A型核纤层蛋白C-末端磷酸化调控细胞衰老及其通路的研究

DNA damage accumulation is one of the most profound mechanisms underlying aging and premature aging. The nuclear matrix protein lamin A is the multi-functional protein which involves in DNA replication and repair, gene activation, transcriptional regulation, formation and maintenance of higher-order structure of chromatin. Furthermore, the phosphorylation of lamin A is the main cause of its mobility in the nucleus and the nuclear membrane dissolution during mitotic phase. On the basis of our research that lamin A C-terminal mutation triggers the cellular senescence, recently we found that lamin A C-terminal region was interacting with specific protein kinase. The aim of this study is to investigate whether the dysfunction of lamin A C-terminal phosphorylation directly affect its translocation from nuclear lamina to nucleocytoplam and the functions of chromatin-associated proteins which also bind with lamin A in laminopathy-based premature mouse model. Further to explore whether the functional alternation of lamin A C-terminal specific phosphorylation triggers DNA damage-induced chromatin remodeling and modulating cellular senescence. The goal of our study is to uncover the upstream mechanism of lamin A C-terminal phosphorylation involving in the regulation of genomic instability and premature aging. These studies will help to identify aging factors and markers in new epigenetic perspective, and provide potential therapeutic targets of aging-related diseases.
○ ○ ○ ○
• 练习目标:
页面文本称 lamin A 为多功能蛋白，请按原文用逗号分隔的各项，列出它所参与的全部过程（保留原文英文表述）。
○ ○ ○ ○
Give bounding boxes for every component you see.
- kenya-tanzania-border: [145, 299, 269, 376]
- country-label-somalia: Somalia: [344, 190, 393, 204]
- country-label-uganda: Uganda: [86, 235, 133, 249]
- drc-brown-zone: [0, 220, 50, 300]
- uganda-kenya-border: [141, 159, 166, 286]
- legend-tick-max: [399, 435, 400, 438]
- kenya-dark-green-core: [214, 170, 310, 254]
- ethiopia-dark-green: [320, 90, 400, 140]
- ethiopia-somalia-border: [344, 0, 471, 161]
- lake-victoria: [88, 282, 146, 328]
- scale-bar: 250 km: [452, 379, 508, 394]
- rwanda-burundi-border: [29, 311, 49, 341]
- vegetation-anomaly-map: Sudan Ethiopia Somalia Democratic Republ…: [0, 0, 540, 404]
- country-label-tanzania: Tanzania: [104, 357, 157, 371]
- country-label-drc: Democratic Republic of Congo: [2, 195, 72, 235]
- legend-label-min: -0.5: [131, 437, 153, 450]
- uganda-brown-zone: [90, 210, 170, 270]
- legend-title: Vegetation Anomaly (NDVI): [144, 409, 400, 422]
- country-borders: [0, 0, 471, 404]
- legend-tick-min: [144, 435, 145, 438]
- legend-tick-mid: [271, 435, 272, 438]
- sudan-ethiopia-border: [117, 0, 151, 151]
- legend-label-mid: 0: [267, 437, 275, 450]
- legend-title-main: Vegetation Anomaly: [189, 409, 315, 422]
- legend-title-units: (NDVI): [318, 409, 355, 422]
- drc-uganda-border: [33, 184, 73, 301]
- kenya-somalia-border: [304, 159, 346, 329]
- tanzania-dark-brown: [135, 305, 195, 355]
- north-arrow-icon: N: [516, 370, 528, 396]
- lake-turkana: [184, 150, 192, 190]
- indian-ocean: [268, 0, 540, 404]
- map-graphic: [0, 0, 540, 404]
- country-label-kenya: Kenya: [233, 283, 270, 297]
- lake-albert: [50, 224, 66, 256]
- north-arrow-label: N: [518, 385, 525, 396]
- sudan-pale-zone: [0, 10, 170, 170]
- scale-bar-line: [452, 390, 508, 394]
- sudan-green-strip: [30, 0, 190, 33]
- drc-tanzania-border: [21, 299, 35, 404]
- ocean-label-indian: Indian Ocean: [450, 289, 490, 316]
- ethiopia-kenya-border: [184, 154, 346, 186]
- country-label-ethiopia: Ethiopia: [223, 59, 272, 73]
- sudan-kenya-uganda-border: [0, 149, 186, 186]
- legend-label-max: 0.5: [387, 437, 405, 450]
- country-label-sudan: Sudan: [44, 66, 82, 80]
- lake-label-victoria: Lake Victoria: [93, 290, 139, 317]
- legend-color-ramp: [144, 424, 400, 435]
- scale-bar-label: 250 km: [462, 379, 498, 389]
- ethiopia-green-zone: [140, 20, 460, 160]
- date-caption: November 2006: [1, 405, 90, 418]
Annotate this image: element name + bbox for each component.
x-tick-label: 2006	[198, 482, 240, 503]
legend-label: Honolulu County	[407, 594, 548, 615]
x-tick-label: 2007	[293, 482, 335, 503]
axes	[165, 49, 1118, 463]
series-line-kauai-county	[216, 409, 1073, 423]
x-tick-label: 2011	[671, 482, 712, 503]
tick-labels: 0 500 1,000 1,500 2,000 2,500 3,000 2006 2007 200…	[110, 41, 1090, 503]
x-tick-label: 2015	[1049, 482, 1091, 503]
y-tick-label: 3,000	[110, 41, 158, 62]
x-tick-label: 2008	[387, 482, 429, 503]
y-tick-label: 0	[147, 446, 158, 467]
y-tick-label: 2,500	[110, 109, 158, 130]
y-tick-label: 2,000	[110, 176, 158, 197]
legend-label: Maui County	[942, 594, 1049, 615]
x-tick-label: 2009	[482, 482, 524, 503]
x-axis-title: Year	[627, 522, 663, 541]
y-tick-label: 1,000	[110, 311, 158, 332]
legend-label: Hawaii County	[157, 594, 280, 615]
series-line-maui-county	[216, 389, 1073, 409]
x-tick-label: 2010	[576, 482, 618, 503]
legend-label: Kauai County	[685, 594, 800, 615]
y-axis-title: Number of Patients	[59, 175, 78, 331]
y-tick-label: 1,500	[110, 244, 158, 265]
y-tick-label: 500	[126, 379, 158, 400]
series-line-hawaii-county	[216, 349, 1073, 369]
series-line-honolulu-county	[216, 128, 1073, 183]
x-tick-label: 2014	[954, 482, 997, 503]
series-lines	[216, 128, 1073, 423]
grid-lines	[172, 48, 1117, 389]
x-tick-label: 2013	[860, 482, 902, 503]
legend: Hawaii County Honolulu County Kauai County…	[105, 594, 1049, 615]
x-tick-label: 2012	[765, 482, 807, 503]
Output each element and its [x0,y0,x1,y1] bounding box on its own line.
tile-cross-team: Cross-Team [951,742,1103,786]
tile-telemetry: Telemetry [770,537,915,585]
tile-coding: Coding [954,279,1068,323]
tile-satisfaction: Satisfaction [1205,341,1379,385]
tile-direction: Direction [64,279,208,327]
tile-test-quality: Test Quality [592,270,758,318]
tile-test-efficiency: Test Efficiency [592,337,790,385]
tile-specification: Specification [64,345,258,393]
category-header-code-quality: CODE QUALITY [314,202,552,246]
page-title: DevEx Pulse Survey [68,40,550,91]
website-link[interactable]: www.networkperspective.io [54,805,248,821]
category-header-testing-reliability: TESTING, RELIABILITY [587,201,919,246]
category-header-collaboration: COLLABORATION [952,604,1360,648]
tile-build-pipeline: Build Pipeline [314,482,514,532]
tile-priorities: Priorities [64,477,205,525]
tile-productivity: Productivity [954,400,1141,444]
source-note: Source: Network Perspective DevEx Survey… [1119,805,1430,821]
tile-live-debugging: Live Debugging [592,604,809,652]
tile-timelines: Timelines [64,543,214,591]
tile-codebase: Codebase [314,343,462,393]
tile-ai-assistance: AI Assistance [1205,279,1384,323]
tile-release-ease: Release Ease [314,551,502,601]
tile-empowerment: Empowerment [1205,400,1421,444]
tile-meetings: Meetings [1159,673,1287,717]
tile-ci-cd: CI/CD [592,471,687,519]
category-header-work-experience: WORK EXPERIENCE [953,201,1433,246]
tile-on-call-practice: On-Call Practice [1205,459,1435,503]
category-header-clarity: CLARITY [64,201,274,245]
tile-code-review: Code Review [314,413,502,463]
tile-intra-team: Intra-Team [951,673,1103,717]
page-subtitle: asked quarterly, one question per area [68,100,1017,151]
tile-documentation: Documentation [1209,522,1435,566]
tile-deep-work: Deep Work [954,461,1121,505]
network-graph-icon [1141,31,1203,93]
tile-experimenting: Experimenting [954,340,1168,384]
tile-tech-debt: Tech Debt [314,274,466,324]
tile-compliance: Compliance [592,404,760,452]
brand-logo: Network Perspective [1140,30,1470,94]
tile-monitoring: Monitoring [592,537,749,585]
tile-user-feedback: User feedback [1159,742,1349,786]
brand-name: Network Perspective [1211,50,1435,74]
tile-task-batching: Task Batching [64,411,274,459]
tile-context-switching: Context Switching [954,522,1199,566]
○ ○ ○ ○
• 参考答案:
- DNA replication and repair
- gene activation
- transcriptional regulation
- formation and maintenance of higher-order structure of chromatin